— Begin PROVIDED RECORDS —
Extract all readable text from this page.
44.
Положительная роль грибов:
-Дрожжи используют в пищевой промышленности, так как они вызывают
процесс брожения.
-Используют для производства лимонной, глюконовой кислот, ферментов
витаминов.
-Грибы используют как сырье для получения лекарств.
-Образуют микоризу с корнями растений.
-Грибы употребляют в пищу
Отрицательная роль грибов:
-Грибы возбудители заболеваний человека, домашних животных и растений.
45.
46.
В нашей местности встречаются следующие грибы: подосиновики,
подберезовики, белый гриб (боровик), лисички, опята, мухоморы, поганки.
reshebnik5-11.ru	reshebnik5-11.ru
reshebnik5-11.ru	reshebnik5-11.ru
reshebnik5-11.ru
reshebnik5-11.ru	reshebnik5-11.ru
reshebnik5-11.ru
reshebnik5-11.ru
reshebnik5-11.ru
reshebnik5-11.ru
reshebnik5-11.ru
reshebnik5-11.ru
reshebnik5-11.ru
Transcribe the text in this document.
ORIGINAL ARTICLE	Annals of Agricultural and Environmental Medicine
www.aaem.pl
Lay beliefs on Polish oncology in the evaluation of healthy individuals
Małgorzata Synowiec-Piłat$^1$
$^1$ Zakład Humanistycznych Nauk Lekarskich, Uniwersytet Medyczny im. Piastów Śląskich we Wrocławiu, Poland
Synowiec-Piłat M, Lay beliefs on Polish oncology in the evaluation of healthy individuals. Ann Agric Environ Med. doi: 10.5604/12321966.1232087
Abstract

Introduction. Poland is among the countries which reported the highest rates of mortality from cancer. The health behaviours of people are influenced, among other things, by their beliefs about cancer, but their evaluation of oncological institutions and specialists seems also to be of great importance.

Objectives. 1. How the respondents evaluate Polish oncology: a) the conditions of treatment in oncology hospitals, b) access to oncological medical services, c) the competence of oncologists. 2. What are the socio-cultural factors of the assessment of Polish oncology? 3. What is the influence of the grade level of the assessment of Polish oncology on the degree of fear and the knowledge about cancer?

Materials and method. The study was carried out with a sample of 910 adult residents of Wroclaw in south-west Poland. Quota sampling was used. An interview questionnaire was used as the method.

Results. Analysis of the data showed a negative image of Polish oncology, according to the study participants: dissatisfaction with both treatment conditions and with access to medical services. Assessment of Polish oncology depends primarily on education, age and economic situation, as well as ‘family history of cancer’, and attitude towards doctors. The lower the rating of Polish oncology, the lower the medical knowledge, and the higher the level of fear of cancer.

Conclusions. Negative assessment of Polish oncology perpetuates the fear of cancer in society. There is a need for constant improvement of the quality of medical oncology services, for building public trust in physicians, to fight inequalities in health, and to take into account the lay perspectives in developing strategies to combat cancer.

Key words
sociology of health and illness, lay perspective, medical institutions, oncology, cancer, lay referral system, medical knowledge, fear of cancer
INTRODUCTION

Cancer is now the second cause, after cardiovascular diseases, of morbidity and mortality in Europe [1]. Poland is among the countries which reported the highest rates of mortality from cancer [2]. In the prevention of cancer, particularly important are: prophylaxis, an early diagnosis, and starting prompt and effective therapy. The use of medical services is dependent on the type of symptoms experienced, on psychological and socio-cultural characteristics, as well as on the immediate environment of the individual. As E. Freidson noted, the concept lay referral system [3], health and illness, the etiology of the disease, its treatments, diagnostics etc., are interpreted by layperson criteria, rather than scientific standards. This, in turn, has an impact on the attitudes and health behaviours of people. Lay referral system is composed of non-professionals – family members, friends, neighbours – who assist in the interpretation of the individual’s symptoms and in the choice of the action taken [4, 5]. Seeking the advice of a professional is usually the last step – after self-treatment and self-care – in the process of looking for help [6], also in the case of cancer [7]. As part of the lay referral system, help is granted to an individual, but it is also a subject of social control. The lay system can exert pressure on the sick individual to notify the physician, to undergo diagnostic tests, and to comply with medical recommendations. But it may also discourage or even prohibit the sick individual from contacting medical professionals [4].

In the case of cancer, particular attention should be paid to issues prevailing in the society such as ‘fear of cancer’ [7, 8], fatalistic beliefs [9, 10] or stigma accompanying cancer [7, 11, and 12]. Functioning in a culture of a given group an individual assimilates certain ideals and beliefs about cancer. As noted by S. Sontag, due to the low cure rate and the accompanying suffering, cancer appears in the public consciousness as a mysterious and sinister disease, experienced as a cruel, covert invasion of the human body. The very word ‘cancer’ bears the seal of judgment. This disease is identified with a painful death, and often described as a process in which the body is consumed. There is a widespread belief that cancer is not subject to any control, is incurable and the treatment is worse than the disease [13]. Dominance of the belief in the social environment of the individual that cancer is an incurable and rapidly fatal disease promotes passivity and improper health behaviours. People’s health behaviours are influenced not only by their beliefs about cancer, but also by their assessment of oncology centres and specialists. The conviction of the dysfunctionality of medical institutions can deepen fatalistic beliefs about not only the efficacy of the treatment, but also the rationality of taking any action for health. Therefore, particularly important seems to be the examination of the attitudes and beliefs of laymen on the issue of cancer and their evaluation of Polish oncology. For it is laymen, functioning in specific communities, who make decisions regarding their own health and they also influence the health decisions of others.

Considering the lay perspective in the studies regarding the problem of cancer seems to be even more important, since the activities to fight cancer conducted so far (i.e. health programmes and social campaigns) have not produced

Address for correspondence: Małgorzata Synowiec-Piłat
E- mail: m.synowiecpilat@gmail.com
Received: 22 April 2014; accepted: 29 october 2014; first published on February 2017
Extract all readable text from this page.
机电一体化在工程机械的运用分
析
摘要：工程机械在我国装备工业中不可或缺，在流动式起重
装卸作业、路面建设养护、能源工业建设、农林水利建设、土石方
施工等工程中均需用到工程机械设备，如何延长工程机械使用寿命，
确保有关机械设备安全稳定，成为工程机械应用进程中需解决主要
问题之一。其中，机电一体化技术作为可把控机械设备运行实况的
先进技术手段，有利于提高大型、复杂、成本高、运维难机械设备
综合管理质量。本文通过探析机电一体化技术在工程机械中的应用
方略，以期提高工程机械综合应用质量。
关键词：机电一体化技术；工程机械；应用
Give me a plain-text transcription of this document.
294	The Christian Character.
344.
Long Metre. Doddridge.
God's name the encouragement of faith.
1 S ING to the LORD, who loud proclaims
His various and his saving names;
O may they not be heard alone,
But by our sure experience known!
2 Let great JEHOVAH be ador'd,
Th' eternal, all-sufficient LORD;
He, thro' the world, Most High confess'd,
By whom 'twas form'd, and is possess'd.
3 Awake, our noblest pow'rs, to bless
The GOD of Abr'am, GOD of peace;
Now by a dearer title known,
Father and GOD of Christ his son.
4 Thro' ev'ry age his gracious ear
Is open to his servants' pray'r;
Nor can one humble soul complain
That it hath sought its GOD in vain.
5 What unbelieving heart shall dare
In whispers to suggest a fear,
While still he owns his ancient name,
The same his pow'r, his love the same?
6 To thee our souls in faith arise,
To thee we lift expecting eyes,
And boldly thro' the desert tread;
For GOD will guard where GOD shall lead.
— End PROVIDED RECORDS —
Repeat word for word each line from the one with "Give me a plain-text" to the end of the records above, inclusive.

Give me a plain-text transcription of this document.
294	The Christian Character.
344.
Long Metre. Doddridge.
God's name the encouragement of faith.
1 S ING to the LORD, who loud proclaims
His various and his saving names;
O may they not be heard alone,
But by our sure experience known!
2 Let great JEHOVAH be ador'd,
Th' eternal, all-sufficient LORD;
He, thro' the world, Most High confess'd,
By whom 'twas form'd, and is possess'd.
3 Awake, our noblest pow'rs, to bless
The GOD of Abr'am, GOD of peace;
Now by a dearer title known,
Father and GOD of Christ his son.
4 Thro' ev'ry age his gracious ear
Is open to his servants' pray'r;
Nor can one humble soul complain
That it hath sought its GOD in vain.
5 What unbelieving heart shall dare
In whispers to suggest a fear,
While still he owns his ancient name,
The same his pow'r, his love the same?
6 To thee our souls in faith arise,
To thee we lift expecting eyes,
And boldly thro' the desert tread;
For GOD will guard where GOD shall lead.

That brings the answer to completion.